▶ _Set problem_:
Lines holding the string "style" are the ones to copy from this listing.

▶ _Stored rows_:
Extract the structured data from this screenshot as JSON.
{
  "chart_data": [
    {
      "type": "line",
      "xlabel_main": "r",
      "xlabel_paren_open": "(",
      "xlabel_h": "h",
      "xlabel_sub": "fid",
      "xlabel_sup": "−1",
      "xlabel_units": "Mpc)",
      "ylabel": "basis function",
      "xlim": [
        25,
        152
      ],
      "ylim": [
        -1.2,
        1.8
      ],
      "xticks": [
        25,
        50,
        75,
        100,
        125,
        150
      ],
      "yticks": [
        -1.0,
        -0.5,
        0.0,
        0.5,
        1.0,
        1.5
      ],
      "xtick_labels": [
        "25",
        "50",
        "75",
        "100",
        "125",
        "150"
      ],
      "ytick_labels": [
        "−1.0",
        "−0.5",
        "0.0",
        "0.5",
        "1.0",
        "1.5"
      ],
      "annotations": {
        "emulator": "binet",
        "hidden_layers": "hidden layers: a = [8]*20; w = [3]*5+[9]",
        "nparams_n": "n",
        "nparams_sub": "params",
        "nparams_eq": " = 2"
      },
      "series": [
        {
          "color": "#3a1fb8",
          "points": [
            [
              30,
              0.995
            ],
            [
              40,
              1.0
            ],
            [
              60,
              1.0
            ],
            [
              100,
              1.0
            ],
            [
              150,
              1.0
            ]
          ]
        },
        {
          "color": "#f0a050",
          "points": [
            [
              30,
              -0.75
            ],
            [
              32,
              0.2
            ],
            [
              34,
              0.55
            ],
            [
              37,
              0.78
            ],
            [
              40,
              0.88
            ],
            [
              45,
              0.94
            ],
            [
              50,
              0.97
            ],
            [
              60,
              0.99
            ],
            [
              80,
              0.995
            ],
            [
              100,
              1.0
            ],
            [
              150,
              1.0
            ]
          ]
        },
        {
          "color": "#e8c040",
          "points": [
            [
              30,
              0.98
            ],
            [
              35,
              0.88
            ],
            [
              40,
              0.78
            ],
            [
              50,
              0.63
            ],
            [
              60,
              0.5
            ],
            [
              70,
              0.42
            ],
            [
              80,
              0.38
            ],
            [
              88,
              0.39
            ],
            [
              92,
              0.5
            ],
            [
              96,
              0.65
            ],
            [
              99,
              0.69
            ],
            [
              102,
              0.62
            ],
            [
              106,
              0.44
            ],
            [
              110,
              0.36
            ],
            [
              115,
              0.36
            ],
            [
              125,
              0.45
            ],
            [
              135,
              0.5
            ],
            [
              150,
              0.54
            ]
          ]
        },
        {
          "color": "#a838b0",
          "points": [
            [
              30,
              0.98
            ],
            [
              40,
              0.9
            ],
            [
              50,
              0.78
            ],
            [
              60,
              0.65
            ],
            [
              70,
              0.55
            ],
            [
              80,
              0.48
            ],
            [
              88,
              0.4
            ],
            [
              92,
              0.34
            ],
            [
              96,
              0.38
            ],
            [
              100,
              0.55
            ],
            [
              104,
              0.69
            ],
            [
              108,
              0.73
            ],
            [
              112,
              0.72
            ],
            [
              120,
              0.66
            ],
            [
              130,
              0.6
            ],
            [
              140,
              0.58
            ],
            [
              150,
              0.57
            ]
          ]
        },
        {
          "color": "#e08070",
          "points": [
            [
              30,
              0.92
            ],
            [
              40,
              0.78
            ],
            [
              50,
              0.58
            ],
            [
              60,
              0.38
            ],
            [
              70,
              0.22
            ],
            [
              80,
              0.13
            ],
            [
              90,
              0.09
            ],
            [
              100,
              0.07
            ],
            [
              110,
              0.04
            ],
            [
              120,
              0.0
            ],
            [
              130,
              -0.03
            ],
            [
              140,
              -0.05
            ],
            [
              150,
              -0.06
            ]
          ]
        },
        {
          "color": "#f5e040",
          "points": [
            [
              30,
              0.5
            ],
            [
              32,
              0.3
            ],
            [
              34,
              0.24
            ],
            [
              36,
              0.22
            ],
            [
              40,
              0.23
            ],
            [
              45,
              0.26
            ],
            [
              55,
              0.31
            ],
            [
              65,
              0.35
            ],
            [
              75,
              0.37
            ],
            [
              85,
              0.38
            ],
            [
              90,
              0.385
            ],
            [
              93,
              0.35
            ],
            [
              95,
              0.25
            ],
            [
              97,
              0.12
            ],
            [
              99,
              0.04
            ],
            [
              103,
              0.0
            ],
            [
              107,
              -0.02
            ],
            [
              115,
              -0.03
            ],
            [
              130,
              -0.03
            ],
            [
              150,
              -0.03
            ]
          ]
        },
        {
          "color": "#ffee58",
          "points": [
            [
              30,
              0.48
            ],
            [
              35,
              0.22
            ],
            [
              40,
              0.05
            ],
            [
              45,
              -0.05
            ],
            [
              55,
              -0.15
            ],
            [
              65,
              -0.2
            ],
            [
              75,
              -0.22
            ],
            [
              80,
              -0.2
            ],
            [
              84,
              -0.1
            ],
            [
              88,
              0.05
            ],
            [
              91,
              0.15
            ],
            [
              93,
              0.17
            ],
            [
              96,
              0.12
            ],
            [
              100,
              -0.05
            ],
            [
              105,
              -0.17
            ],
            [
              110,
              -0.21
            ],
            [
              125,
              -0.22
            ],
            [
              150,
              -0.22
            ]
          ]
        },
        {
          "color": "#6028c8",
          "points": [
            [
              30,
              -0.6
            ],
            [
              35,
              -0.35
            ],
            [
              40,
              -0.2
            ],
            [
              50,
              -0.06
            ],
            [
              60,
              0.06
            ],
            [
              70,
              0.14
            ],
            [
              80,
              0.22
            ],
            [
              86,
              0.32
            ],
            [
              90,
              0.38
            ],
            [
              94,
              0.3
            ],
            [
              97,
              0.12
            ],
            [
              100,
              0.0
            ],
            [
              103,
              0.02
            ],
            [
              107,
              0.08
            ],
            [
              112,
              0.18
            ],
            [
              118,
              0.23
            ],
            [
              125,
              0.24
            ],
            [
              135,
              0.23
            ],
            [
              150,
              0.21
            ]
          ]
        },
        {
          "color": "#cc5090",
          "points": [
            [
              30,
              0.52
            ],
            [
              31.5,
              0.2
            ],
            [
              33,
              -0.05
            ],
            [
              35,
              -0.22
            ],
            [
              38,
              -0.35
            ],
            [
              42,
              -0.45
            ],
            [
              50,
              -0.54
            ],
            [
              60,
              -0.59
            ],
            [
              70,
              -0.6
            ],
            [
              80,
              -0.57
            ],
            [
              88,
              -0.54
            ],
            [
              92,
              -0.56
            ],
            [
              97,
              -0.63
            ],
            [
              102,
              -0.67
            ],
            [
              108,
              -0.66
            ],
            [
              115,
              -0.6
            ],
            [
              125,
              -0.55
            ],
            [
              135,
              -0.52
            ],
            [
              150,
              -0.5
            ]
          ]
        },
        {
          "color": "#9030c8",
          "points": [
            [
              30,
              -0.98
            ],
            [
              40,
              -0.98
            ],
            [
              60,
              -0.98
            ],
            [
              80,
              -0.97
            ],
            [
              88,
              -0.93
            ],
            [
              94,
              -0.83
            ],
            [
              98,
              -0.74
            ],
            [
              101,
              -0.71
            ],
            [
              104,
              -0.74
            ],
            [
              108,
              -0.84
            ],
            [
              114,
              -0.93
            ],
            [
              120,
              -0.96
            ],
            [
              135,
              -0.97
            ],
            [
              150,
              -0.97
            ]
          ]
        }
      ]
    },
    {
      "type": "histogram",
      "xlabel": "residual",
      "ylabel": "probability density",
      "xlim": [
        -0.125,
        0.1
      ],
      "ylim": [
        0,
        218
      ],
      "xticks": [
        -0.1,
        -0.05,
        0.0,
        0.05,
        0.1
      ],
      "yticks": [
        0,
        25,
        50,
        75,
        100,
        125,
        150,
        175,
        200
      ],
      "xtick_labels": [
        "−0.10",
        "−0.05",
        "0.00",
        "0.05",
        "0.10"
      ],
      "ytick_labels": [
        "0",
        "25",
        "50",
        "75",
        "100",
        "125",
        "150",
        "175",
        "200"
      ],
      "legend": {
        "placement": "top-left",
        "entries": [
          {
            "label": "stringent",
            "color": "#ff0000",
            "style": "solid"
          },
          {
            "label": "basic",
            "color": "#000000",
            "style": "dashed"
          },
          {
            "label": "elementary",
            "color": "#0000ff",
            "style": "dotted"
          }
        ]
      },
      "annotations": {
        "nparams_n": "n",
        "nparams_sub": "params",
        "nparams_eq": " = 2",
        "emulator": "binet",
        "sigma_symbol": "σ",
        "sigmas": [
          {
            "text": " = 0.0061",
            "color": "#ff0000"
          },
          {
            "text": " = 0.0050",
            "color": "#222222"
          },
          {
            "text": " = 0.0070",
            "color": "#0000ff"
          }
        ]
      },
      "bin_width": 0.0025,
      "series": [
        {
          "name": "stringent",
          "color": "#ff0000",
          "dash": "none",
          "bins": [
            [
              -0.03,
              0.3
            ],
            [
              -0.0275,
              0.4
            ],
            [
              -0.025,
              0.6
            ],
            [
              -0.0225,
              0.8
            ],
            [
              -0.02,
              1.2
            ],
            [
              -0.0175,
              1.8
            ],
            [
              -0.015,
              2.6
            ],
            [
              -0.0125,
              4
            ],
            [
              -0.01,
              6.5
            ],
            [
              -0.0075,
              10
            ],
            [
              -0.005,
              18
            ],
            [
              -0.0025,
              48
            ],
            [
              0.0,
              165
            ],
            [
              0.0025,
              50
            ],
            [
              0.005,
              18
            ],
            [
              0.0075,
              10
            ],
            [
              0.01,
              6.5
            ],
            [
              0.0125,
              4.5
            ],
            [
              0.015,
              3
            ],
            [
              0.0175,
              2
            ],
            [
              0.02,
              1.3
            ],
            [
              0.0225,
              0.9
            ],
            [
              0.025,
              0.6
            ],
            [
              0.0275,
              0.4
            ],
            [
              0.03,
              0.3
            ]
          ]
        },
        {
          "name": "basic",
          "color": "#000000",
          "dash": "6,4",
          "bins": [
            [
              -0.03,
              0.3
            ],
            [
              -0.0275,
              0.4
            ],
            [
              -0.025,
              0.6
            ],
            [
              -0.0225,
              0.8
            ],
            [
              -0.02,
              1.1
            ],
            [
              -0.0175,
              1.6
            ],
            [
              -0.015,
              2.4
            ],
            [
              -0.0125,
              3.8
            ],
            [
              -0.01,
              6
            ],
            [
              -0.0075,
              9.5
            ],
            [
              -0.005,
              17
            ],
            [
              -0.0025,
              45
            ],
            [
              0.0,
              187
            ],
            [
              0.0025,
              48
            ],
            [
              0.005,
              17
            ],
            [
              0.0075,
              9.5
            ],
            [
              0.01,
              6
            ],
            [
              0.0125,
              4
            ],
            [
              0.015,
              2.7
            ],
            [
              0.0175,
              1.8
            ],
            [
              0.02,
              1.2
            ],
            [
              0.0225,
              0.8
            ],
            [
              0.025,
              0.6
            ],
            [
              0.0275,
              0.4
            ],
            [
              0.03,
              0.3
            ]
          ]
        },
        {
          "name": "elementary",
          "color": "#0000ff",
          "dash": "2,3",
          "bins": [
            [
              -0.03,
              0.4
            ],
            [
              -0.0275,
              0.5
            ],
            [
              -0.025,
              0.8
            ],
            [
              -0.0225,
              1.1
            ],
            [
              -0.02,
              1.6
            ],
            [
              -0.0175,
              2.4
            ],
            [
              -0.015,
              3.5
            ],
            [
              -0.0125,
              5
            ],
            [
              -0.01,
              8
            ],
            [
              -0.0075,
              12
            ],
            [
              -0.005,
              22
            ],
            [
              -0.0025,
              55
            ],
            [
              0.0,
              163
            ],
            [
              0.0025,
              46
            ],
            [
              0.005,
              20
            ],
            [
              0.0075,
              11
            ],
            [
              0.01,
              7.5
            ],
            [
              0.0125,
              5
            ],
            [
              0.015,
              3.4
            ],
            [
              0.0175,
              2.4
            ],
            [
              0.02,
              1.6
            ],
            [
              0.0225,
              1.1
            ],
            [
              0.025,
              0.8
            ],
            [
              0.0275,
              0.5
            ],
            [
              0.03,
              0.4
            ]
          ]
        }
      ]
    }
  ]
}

▶ _Written answer_:
            "style": "solid"
            "style": "dashed"
            "style": "dotted"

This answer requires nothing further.